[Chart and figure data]
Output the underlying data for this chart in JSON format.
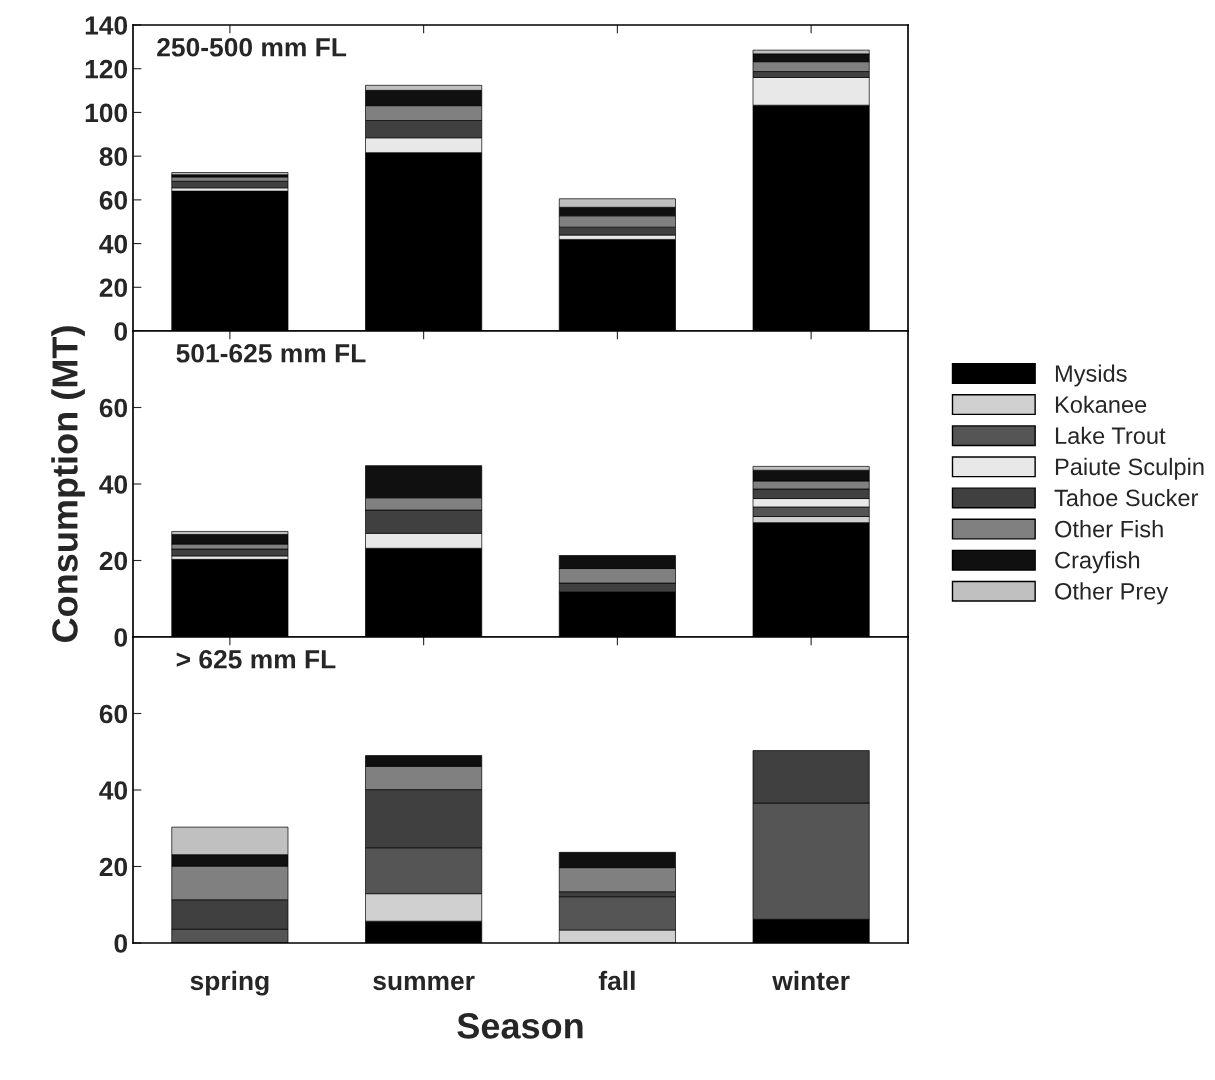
{
  "chart_data": [
    {
      "type": "bar",
      "stacked": true,
      "categories": [
        null,
        null,
        null,
        null
      ],
      "ylim": [
        0,
        140
      ],
      "yticks": [
        0,
        20,
        40,
        60,
        80,
        100,
        120,
        140
      ],
      "tick_labels": "y",
      "annotations": [
        "250-500 mm FL"
      ],
      "series": [
        {
          "color": "#000000",
          "values": [
            64,
            81.6,
            41.9,
            103.3
          ]
        },
        {
          "color": "#d0d0d0",
          "values": [
            null,
            null,
            null,
            null
          ]
        },
        {
          "color": "#555555",
          "values": [
            null,
            null,
            null,
            null
          ]
        },
        {
          "color": "#e8e8e8",
          "values": [
            1.5,
            6.8,
            2,
            12.7
          ]
        },
        {
          "color": "#404040",
          "values": [
            3,
            7.9,
            3.6,
            2.7
          ]
        },
        {
          "color": "#808080",
          "values": [
            2,
            6.8,
            5.2,
            4.5
          ]
        },
        {
          "color": "#101010",
          "values": [
            1,
            7,
            3.9,
            3.6
          ]
        },
        {
          "color": "#c0c0c0",
          "values": [
            1,
            2.3,
            3.9,
            1.7
          ]
        }
      ]
    },
    {
      "type": "bar",
      "stacked": true,
      "categories": [
        null,
        null,
        null,
        null
      ],
      "ylim": [
        0,
        80
      ],
      "yticks": [
        0,
        20,
        40,
        60
      ],
      "tick_labels": "y",
      "ylabel": "Consumption (MT)",
      "legend": "right",
      "annotations": [
        "501-625 mm FL"
      ],
      "series": [
        {
          "name": "Mysids",
          "color": "#000000",
          "values": [
            20.3,
            23.2,
            11.8,
            29.9
          ]
        },
        {
          "name": "Kokanee",
          "color": "#d0d0d0",
          "values": [
            null,
            null,
            null,
            1.6
          ]
        },
        {
          "name": "Lake Trout",
          "color": "#555555",
          "values": [
            null,
            null,
            null,
            2.5
          ]
        },
        {
          "name": "Paiute Sculpin",
          "color": "#e8e8e8",
          "values": [
            0.9,
            3.9,
            null,
            2.2
          ]
        },
        {
          "name": "Tahoe Sucker",
          "color": "#404040",
          "values": [
            1.8,
            6.1,
            2.3,
            2.5
          ]
        },
        {
          "name": "Other Fish",
          "color": "#808080",
          "values": [
            1.3,
            3.2,
            3.8,
            2.1
          ]
        },
        {
          "name": "Crayfish",
          "color": "#101010",
          "values": [
            2.5,
            8.4,
            3.4,
            2.8
          ]
        },
        {
          "name": "Other Prey",
          "color": "#c0c0c0",
          "values": [
            0.8,
            null,
            null,
            1.0
          ]
        }
      ]
    },
    {
      "type": "bar",
      "stacked": true,
      "categories": [
        "spring",
        "summer",
        "fall",
        "winter"
      ],
      "ylim": [
        0,
        80
      ],
      "yticks": [
        0,
        20,
        40,
        60
      ],
      "xlabel": "Season",
      "annotations": [
        "> 625 mm FL"
      ],
      "series": [
        {
          "color": "#000000",
          "values": [
            null,
            5.7,
            null,
            6.2
          ]
        },
        {
          "color": "#d0d0d0",
          "values": [
            null,
            7.2,
            3.4,
            null
          ]
        },
        {
          "color": "#555555",
          "values": [
            3.6,
            12,
            8.7,
            30.4
          ]
        },
        {
          "color": "#404040",
          "values": [
            7.7,
            15.2,
            1.3,
            13.7
          ]
        },
        {
          "color": "#808080",
          "values": [
            8.8,
            6.1,
            6.3,
            null
          ]
        },
        {
          "color": "#101010",
          "values": [
            3,
            2.8,
            4,
            null
          ]
        },
        {
          "color": "#c0c0c0",
          "values": [
            7.2,
            null,
            null,
            null
          ]
        }
      ]
    }
  ]
}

> _Instructions to follow_
Give an exact reproduction of every line, leaving out any picture.

> _Correct response_
Output the underlying data for this chart in JSON format.
{
  "chart_data": [
    {
      "type": "bar",
      "stacked": true,
      "categories": [
        null,
        null,
        null,
        null
      ],
      "ylim": [
        0,
        140
      ],
      "yticks": [
        0,
        20,
        40,
        60,
        80,
        100,
        120,
        140
      ],
      "tick_labels": "y",
      "annotations": [
        "250-500 mm FL"
      ],
      "series": [
        {
          "color": "#000000",
          "values": [
            64,
            81.6,
            41.9,
            103.3
          ]
        },
        {
          "color": "#d0d0d0",
          "values": [
            null,
            null,
            null,
            null
          ]
        },
        {
          "color": "#555555",
          "values": [
            null,
            null,
            null,
            null
          ]
        },
        {
          "color": "#e8e8e8",
          "values": [
            1.5,
            6.8,
            2,
            12.7
          ]
        },
        {
          "color": "#404040",
          "values": [
            3,
            7.9,
            3.6,
            2.7
          ]
        },
        {
          "color": "#808080",
          "values": [
            2,
            6.8,
            5.2,
            4.5
          ]
        },
        {
          "color": "#101010",
          "values": [
            1,
            7,
            3.9,
            3.6
          ]
        },
        {
          "color": "#c0c0c0",
          "values": [
            1,
            2.3,
            3.9,
            1.7
          ]
        }
      ]
    },
    {
      "type": "bar",
      "stacked": true,
      "categories": [
        null,
        null,
        null,
        null
      ],
      "ylim": [
        0,
        80
      ],
      "yticks": [
        0,
        20,
        40,
        60
      ],
      "tick_labels": "y",
      "ylabel": "Consumption (MT)",
      "legend": "right",
      "annotations": [
        "501-625 mm FL"
      ],
      "series": [
        {
          "name": "Mysids",
          "color": "#000000",
          "values": [
            20.3,
            23.2,
            11.8,
            29.9
          ]
        },
        {
          "name": "Kokanee",
          "color": "#d0d0d0",
          "values": [
            null,
            null,
            null,
            1.6
          ]
        },
        {
          "name": "Lake Trout",
          "color": "#555555",
          "values": [
            null,
            null,
            null,
            2.5
          ]
        },
        {
          "name": "Paiute Sculpin",
          "color": "#e8e8e8",
          "values": [
            0.9,
            3.9,
            null,
            2.2
          ]
        },
        {
          "name": "Tahoe Sucker",
          "color": "#404040",
          "values": [
            1.8,
            6.1,
            2.3,
            2.5
          ]
        },
        {
          "name": "Other Fish",
          "color": "#808080",
          "values": [
            1.3,
            3.2,
            3.8,
            2.1
          ]
        },
        {
          "name": "Crayfish",
          "color": "#101010",
          "values": [
            2.5,
            8.4,
            3.4,
            2.8
          ]
        },
        {
          "name": "Other Prey",
          "color": "#c0c0c0",
          "values": [
            0.8,
            null,
            null,
            1.0
          ]
        }
      ]
    },
    {
      "type": "bar",
      "stacked": true,
      "categories": [
        "spring",
        "summer",
        "fall",
        "winter"
      ],
      "ylim": [
        0,
        80
      ],
      "yticks": [
        0,
        20,
        40,
        60
      ],
      "xlabel": "Season",
      "annotations": [
        "> 625 mm FL"
      ],
      "series": [
        {
          "color": "#000000",
          "values": [
            null,
            5.7,
            null,
            6.2
          ]
        },
        {
          "color": "#d0d0d0",
          "values": [
            null,
            7.2,
            3.4,
            null
          ]
        },
        {
          "color": "#555555",
          "values": [
            3.6,
            12,
            8.7,
            30.4
          ]
        },
        {
          "color": "#404040",
          "values": [
            7.7,
            15.2,
            1.3,
            13.7
          ]
        },
        {
          "color": "#808080",
          "values": [
            8.8,
            6.1,
            6.3,
            null
          ]
        },
        {
          "color": "#101010",
          "values": [
            3,
            2.8,
            4,
            null
          ]
        },
        {
          "color": "#c0c0c0",
          "values": [
            7.2,
            null,
            null,
            null
          ]
        }
      ]
    }
  ]
}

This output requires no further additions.